» Extrait choisi:
++++++++++

Nous avons passé convention, je l'ai dit, avec Jacques Godfrain, ancien ministre de la coopération et président de France volontaires, mais aussi avec l'Office franco-québécois pour la jeunesse ou encore avec l'Office franco-allemand de la jeunesse, fidèles en cela à l'esprit du traité d'amitié passé après guerre par le général de Gaulle et Konrad Adenauer entre nos deux pays. Notre objectif est de nous mettre en mesure d'envoyer 500 jeunes à l'international, en nous assurant de la qualité et de la sécurité des missions, qui se doivent d'être attractives, pour éviter toute rupture anticipée de contrat. Ces jeunes ont donc une formation, un tuteur, et nous veillons à la qualité des missions qui leur sont proposées.
Ils proviennent de l'ensemble du territoire : la répartition géographique est équilibrée, et reflète celle des 16-25 ans. Un effort particulier a cependant été engagé en faveur des territoires ultramarins, où 300 jeunes ont été recrutés pour lutter contre l'épidémie de dengue. Les jeunes qui accomplissent leur service civique outre-mer bénéficient de surcroît d'une majoration de leur indemnité, pour tenir compte du coût de la vie. Elle est ainsi de 1 000 euros à Wallis-et-Futuna.
Nous associons également les directions départementales de la cohésion sociale, afin de garantir un bon maillage territorial ; elles ont consenti un effort en faveur des associations locales, et si le dispositif avait d'abord agrégé les têtes de réseau comme Unis-Cité, nous sommes revenus à l'équilibre, pour favoriser les structures de proximité.
Les bénévoles, madame Primas, peuvent demander le remboursement de leurs frais et bénéficier du même coup d'une réduction fiscale. Le Gouvernement n'a cependant pas voulu transformer cette réduction en crédit d'impôt, car les conséquences budgétaires en eussent été trop lourdes.
Eu égard aux exigences qui sont les nôtres en matière de désendettement, la ressource, tant en provenance de l'État que des collectivités locales, est appelée à se faire plus rare. Et c'est pourquoi la recherche de relais de financement sera déterminante pour les associations. Si les subventions constituent aujourd'hui un tiers de leur budget, le mécénat n'en représente que 5 %. Nous devons donc travailler avec les acteurs - et les grandes fédérations, qui sont nos interlocuteurs, y sont toutes disposées, à preuve le colloque qui s'est tenu il y a quinze jours au Palais des Congrès - pour trouver de nouvelles sources de financement. L'appel à souscription publique pourrait également en être une, ce qui suppose d'améliorer l'accès des associations aux médias. Il faudra, en somme, faire preuve d'ingéniosité.

++++++++++

» Matériau:
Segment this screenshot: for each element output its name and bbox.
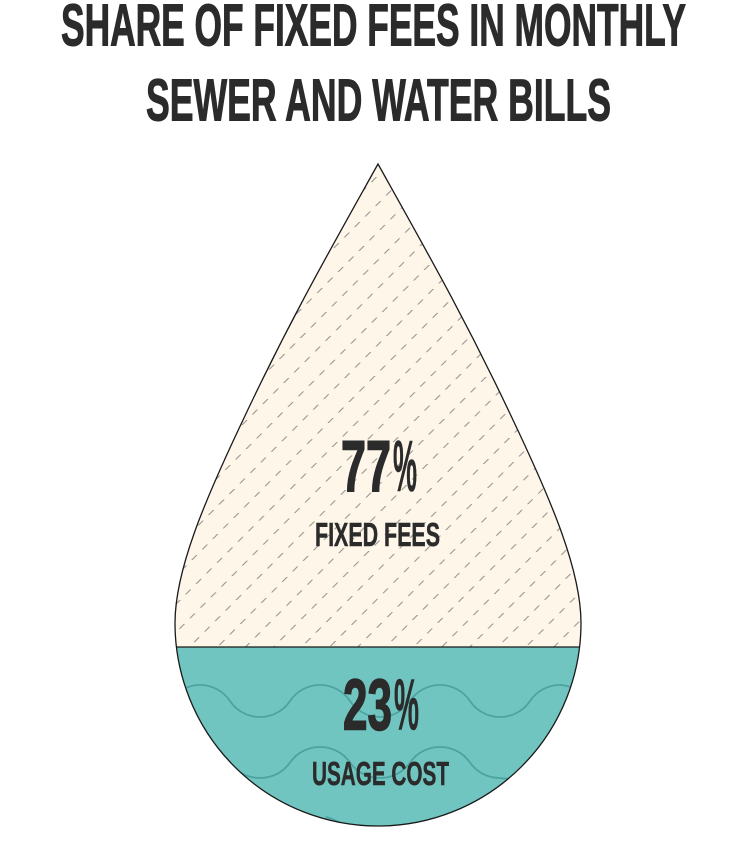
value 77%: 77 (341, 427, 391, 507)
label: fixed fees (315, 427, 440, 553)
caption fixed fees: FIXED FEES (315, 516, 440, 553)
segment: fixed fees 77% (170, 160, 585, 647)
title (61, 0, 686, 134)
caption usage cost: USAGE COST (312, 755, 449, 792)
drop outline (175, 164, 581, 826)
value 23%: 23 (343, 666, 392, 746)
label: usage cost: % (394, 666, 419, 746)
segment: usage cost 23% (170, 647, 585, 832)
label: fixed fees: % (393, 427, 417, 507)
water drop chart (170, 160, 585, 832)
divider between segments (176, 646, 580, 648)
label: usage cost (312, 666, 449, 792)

++++++++++

» Travail à faire:
1: Quelles personnes l'extrait nomme-t-il ?
2: Reproduisez le passage de l'extrait qui commence par « Ils proviennent de » et va jusqu'à « structures de proximité. ».

» Réponses par tâche:
1: Jacques Godfrain, le général de Gaulle, Konrad Adenauer, madame Primas

2:
Ils proviennent de l'ensemble du territoire : la répartition géographique est équilibrée, et reflète celle des 16-25 ans. Un effort particulier a cependant été engagé en faveur des territoires ultramarins, où 300 jeunes ont été recrutés pour lutter contre l'épidémie de dengue. Les jeunes qui accomplissent leur service civique outre-mer bénéficient de surcroît d'une majoration de leur indemnité, pour tenir compte du coût de la vie. Elle est ainsi de 1 000 euros à Wallis-et-Futuna.
Nous associons également les directions départementales de la cohésion sociale, afin de garantir un bon maillage territorial ; elles ont consenti un effort en faveur des associations locales, et si le dispositif avait d'abord agrégé les têtes de réseau comme Unis-Cité, nous sommes revenus à l'équilibre, pour favoriser les structures de proximité.